#### Aim
Locate the lines that hold the string "this". Copy every such line.

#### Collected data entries
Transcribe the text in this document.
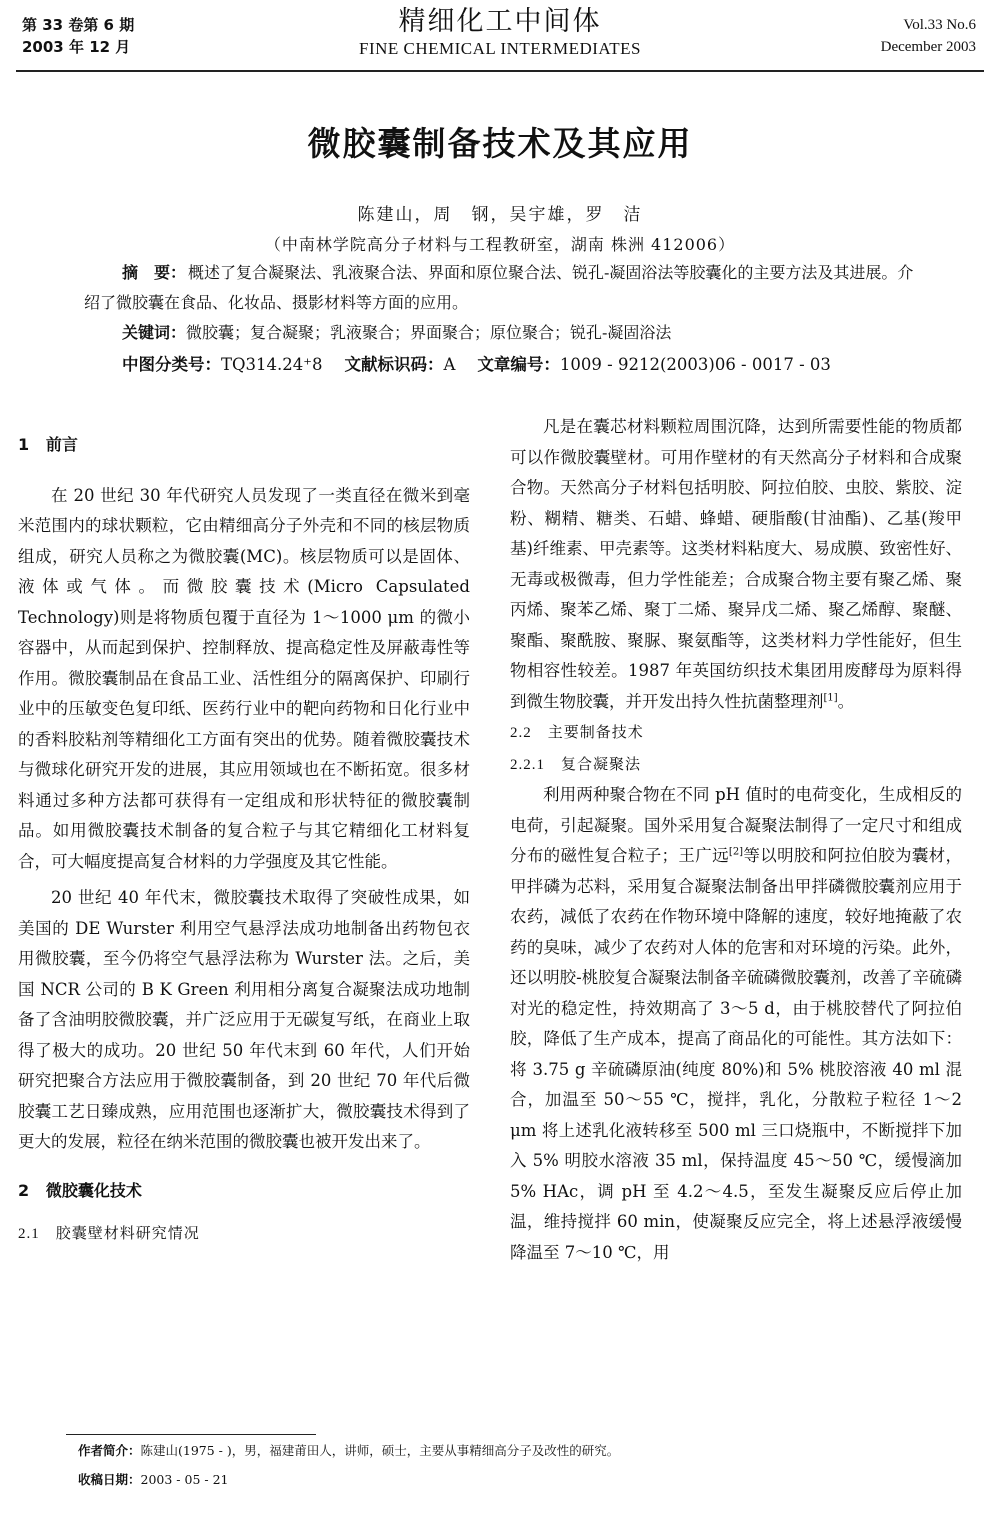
第 33 卷第 6 期
2003 年 12 月
精细化工中间体
FINE CHEMICAL INTERMEDIATES
Vol.33 No.6
December 2003
微胶囊制备技术及其应用
陈建山，周　钢，吴宇雄，罗　洁
（中南林学院高分子材料与工程教研室，湖南 株洲 412006）
摘　要： 概述了复合凝聚法、乳液聚合法、界面和原位聚合法、锐孔-凝固浴法等胶囊化的主要方法及其进展。介绍了微胶囊在食品、化妆品、摄影材料等方面的应用。
关键词：微胶囊；复合凝聚；乳液聚合；界面聚合；原位聚合；锐孔-凝固浴法
中图分类号：TQ314.24⁺8 文献标识码：A 文章编号：1009 - 9212(2003)06 - 0017 - 03
1 前言

在 20 世纪 30 年代研究人员发现了一类直径在微米到毫米范围内的球状颗粒，它由精细高分子外壳和不同的核层物质组成，研究人员称之为微胶囊(MC)。核层物质可以是固体、液体或气体。而微胶囊技术(Micro Capsulated Technology)则是将物质包覆于直径为 1～1000 μm 的微小容器中，从而起到保护、控制释放、提高稳定性及屏蔽毒性等作用。微胶囊制品在食品工业、活性组分的隔离保护、印刷行业中的压敏变色复印纸、医药行业中的靶向药物和日化行业中的香料胶粘剂等精细化工方面有突出的优势。随着微胶囊技术与微球化研究开发的进展，其应用领域也在不断拓宽。很多材料通过多种方法都可获得有一定组成和形状特征的微胶囊制品。如用微胶囊技术制备的复合粒子与其它精细化工材料复合，可大幅度提高复合材料的力学强度及其它性能。

20 世纪 40 年代末，微胶囊技术取得了突破性成果，如美国的 DE Wurster 利用空气悬浮法成功地制备出药物包衣用微胶囊，至今仍将空气悬浮法称为 Wurster 法。之后，美国 NCR 公司的 B K Green 利用相分离复合凝聚法成功地制备了含油明胶微胶囊，并广泛应用于无碳复写纸，在商业上取得了极大的成功。20 世纪 50 年代末到 60 年代，人们开始研究把聚合方法应用于微胶囊制备，到 20 世纪 70 年代后微胶囊工艺日臻成熟，应用范围也逐渐扩大，微胶囊技术得到了更大的发展，粒径在纳米范围的微胶囊也被开发出来了。

2 微胶囊化技术
2.1 胶囊壁材料研究情况

凡是在囊芯材料颗粒周围沉降，达到所需要性能的物质都可以作微胶囊壁材。可用作壁材的有天然高分子材料和合成聚合物。天然高分子材料包括明胶、阿拉伯胶、虫胶、紫胶、淀粉、糊精、糖类、石蜡、蜂蜡、硬脂酸(甘油酯)、乙基(羧甲基)纤维素、甲壳素等。这类材料粘度大、易成膜、致密性好、无毒或极微毒，但力学性能差；合成聚合物主要有聚乙烯、聚丙烯、聚苯乙烯、聚丁二烯、聚异戊二烯、聚乙烯醇、聚醚、聚酯、聚酰胺、聚脲、聚氨酯等，这类材料力学性能好，但生物相容性较差。1987 年英国纺织技术集团用废酵母为原料得到微生物胶囊，并开发出持久性抗菌整理剂[1]。

2.2 主要制备技术
2.2.1 复合凝聚法

利用两种聚合物在不同 pH 值时的电荷变化，生成相反的电荷，引起凝聚。国外采用复合凝聚法制得了一定尺寸和组成分布的磁性复合粒子；王广远[2]等以明胶和阿拉伯胶为囊材，甲拌磷为芯料，采用复合凝聚法制备出甲拌磷微胶囊剂应用于农药，减低了农药在作物环境中降解的速度，较好地掩蔽了农药的臭味，减少了农药对人体的危害和对环境的污染。此外，还以明胶-桃胶复合凝聚法制备辛硫磷微胶囊剂，改善了辛硫磷对光的稳定性，持效期高了 3～5 d，由于桃胶替代了阿拉伯胶，降低了生产成本，提高了商品化的可能性。其方法如下：将 3.75 g 辛硫磷原油(纯度 80%)和 5% 桃胶溶液 40 ml 混合，加温至 50～55 ℃，搅拌，乳化，分散粒子粒径 1～2 μm 将上述乳化液转移至 500 ml 三口烧瓶中，不断搅拌下加入 5% 明胶水溶液 35 ml，保持温度 45～50 ℃，缓慢滴加 5% HAc，调 pH 至 4.2～4.5，至发生凝聚反应后停止加温，维持搅拌 60 min，使凝聚反应完全，将上述悬浮液缓慢降温至 7～10 ℃，用

作者简介：陈建山(1975 - )，男，福建莆田人，讲师，硕士，主要从事精细高分子及改性的研究。
收稿日期：2003 - 05 - 21
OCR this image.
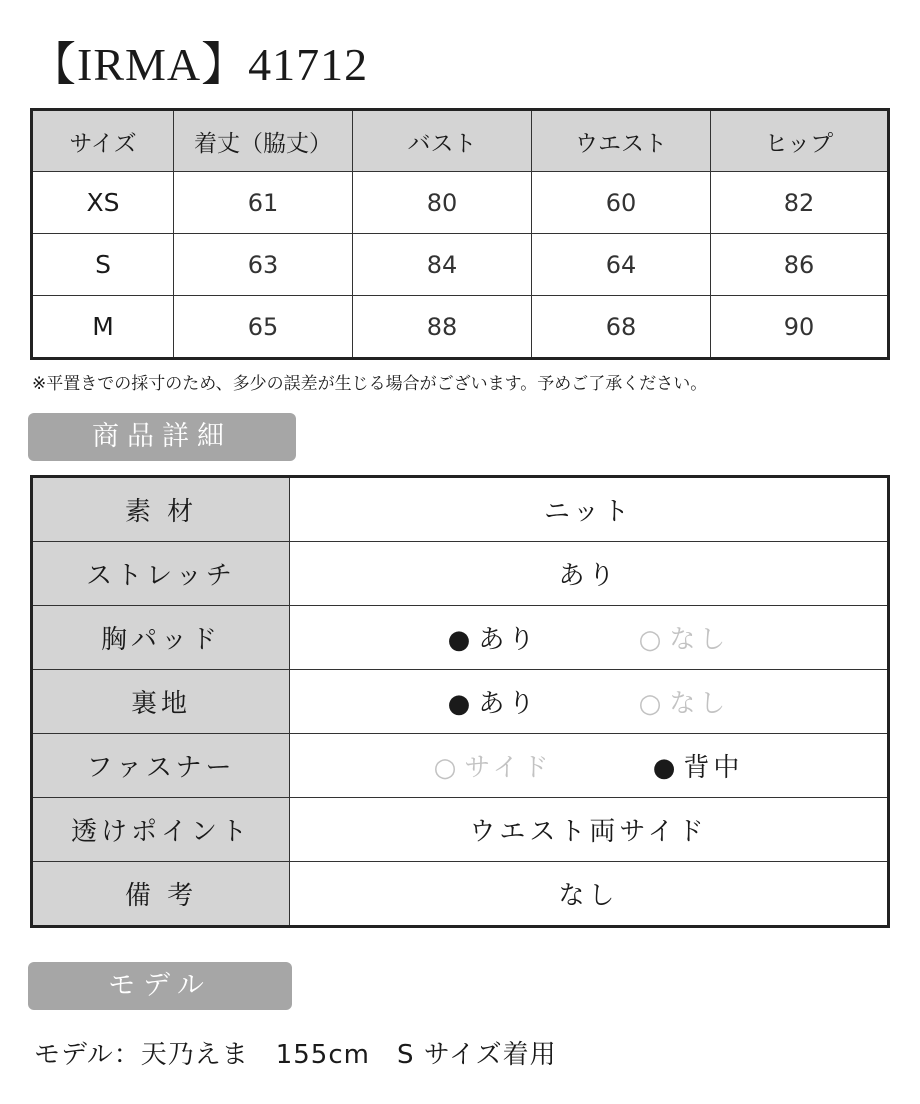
【IRMA】41712
サイズ	着丈（脇丈）	バスト	ウエスト	ヒップ
XS	61	80	60	82
S	63	84	64	86
M	65	88	68	90
※平置きでの採寸のため、多少の誤差が生じる場合がございます。予めご了承ください。
商品詳細
素 材	ニット
ストレッチ	あり
胸パッド	● あり ○ なし
裏地	● あり ○ なし
ファスナー	○ サイド ● 背中
透けポイント	ウエスト両サイド
備 考	なし
モデル
モデル：天乃えま　155cm　S サイズ着用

#### Response below
Transcribe the text in this document.
OCR this image.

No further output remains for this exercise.